● Do this:
Read the records and write them out again exactly.

● Input for this task:

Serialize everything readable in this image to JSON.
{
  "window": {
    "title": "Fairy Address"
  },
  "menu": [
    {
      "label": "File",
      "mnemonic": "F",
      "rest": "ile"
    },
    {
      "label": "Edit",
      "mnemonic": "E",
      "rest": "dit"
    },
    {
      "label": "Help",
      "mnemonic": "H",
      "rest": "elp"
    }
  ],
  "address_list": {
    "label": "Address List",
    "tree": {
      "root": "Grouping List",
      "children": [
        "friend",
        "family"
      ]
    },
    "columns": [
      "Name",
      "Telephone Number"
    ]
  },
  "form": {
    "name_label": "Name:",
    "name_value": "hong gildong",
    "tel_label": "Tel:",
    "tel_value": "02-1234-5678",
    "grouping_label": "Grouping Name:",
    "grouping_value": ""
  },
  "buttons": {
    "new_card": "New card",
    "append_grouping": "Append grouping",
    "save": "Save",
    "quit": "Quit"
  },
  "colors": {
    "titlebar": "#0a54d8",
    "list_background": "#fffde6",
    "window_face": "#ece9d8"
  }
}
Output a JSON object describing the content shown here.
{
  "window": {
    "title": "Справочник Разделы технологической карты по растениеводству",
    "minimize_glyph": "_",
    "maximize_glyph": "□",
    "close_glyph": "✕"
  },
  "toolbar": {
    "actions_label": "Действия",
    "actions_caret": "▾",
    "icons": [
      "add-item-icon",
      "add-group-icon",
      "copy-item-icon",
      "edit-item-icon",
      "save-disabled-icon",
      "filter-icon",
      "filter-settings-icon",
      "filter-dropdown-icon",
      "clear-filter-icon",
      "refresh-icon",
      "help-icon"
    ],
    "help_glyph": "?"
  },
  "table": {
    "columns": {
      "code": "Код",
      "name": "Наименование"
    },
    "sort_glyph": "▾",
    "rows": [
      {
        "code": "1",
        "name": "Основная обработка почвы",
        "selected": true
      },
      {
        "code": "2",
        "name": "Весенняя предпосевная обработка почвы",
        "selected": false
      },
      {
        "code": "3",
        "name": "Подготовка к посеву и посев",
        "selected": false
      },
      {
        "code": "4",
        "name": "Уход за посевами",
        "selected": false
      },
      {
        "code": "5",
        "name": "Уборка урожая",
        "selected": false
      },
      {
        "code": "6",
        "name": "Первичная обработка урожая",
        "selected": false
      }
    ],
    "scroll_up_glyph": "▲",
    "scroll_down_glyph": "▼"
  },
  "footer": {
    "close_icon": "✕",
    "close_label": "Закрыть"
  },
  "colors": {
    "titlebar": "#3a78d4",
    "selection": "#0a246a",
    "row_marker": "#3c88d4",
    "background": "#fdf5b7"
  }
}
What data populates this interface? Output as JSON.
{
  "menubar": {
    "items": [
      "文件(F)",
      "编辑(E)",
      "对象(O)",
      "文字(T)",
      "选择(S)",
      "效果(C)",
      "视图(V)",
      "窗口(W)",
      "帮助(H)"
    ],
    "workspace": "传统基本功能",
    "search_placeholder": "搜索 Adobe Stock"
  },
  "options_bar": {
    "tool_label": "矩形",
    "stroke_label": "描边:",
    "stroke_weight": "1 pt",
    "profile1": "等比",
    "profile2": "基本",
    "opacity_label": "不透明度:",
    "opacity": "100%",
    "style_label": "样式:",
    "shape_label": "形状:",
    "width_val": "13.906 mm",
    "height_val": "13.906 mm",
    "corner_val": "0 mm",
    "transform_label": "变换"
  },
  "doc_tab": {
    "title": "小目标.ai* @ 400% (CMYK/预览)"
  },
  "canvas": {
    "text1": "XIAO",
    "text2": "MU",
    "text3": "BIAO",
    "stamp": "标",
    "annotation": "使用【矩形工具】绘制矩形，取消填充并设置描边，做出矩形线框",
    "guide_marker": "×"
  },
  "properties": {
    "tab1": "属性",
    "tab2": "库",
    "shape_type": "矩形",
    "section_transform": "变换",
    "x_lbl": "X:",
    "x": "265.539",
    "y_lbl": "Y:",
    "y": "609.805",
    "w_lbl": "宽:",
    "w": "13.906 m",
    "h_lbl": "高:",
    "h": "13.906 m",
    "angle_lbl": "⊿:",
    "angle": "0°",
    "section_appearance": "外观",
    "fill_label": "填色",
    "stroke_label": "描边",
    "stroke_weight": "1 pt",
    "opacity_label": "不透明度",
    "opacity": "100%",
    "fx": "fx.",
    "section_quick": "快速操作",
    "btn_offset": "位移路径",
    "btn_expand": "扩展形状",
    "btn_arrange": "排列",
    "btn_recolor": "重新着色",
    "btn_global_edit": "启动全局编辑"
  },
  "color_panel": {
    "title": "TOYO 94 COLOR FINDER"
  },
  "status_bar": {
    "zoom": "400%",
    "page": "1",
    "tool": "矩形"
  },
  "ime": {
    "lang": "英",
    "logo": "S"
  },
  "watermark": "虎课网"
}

● Right answer:
Serialize everything readable in this image to JSON.
{
  "window": {
    "title": "Fairy Address"
  },
  "menu": [
    {
      "label": "File",
      "mnemonic": "F",
      "rest": "ile"
    },
    {
      "label": "Edit",
      "mnemonic": "E",
      "rest": "dit"
    },
    {
      "label": "Help",
      "mnemonic": "H",
      "rest": "elp"
    }
  ],
  "address_list": {
    "label": "Address List",
    "tree": {
      "root": "Grouping List",
      "children": [
        "friend",
        "family"
      ]
    },
    "columns": [
      "Name",
      "Telephone Number"
    ]
  },
  "form": {
    "name_label": "Name:",
    "name_value": "hong gildong",
    "tel_label": "Tel:",
    "tel_value": "02-1234-5678",
    "grouping_label": "Grouping Name:",
    "grouping_value": ""
  },
  "buttons": {
    "new_card": "New card",
    "append_grouping": "Append grouping",
    "save": "Save",
    "quit": "Quit"
  },
  "colors": {
    "titlebar": "#0a54d8",
    "list_background": "#fffde6",
    "window_face": "#ece9d8"
  }
}
Output a JSON object describing the content shown here.
{
  "window": {
    "title": "Справочник Разделы технологической карты по растениеводству",
    "minimize_glyph": "_",
    "maximize_glyph": "□",
    "close_glyph": "✕"
  },
  "toolbar": {
    "actions_label": "Действия",
    "actions_caret": "▾",
    "icons": [
      "add-item-icon",
      "add-group-icon",
      "copy-item-icon",
      "edit-item-icon",
      "save-disabled-icon",
      "filter-icon",
      "filter-settings-icon",
      "filter-dropdown-icon",
      "clear-filter-icon",
      "refresh-icon",
      "help-icon"
    ],
    "help_glyph": "?"
  },
  "table": {
    "columns": {
      "code": "Код",
      "name": "Наименование"
    },
    "sort_glyph": "▾",
    "rows": [
      {
        "code": "1",
        "name": "Основная обработка почвы",
        "selected": true
      },
      {
        "code": "2",
        "name": "Весенняя предпосевная обработка почвы",
        "selected": false
      },
      {
        "code": "3",
        "name": "Подготовка к посеву и посев",
        "selected": false
      },
      {
        "code": "4",
        "name": "Уход за посевами",
        "selected": false
      },
      {
        "code": "5",
        "name": "Уборка урожая",
        "selected": false
      },
      {
        "code": "6",
        "name": "Первичная обработка урожая",
        "selected": false
      }
    ],
    "scroll_up_glyph": "▲",
    "scroll_down_glyph": "▼"
  },
  "footer": {
    "close_icon": "✕",
    "close_label": "Закрыть"
  },
  "colors": {
    "titlebar": "#3a78d4",
    "selection": "#0a246a",
    "row_marker": "#3c88d4",
    "background": "#fdf5b7"
  }
}
What data populates this interface? Output as JSON.
{
  "menubar": {
    "items": [
      "文件(F)",
      "编辑(E)",
      "对象(O)",
      "文字(T)",
      "选择(S)",
      "效果(C)",
      "视图(V)",
      "窗口(W)",
      "帮助(H)"
    ],
    "workspace": "传统基本功能",
    "search_placeholder": "搜索 Adobe Stock"
  },
  "options_bar": {
    "tool_label": "矩形",
    "stroke_label": "描边:",
    "stroke_weight": "1 pt",
    "profile1": "等比",
    "profile2": "基本",
    "opacity_label": "不透明度:",
    "opacity": "100%",
    "style_label": "样式:",
    "shape_label": "形状:",
    "width_val": "13.906 mm",
    "height_val": "13.906 mm",
    "corner_val": "0 mm",
    "transform_label": "变换"
  },
  "doc_tab": {
    "title": "小目标.ai* @ 400% (CMYK/预览)"
  },
  "canvas": {
    "text1": "XIAO",
    "text2": "MU",
    "text3": "BIAO",
    "stamp": "标",
    "annotation": "使用【矩形工具】绘制矩形，取消填充并设置描边，做出矩形线框",
    "guide_marker": "×"
  },
  "properties": {
    "tab1": "属性",
    "tab2": "库",
    "shape_type": "矩形",
    "section_transform": "变换",
    "x_lbl": "X:",
    "x": "265.539",
    "y_lbl": "Y:",
    "y": "609.805",
    "w_lbl": "宽:",
    "w": "13.906 m",
    "h_lbl": "高:",
    "h": "13.906 m",
    "angle_lbl": "⊿:",
    "angle": "0°",
    "section_appearance": "外观",
    "fill_label": "填色",
    "stroke_label": "描边",
    "stroke_weight": "1 pt",
    "opacity_label": "不透明度",
    "opacity": "100%",
    "fx": "fx.",
    "section_quick": "快速操作",
    "btn_offset": "位移路径",
    "btn_expand": "扩展形状",
    "btn_arrange": "排列",
    "btn_recolor": "重新着色",
    "btn_global_edit": "启动全局编辑"
  },
  "color_panel": {
    "title": "TOYO 94 COLOR FINDER"
  },
  "status_bar": {
    "zoom": "400%",
    "page": "1",
    "tool": "矩形"
  },
  "ime": {
    "lang": "英",
    "logo": "S"
  },
  "watermark": "虎课网"
}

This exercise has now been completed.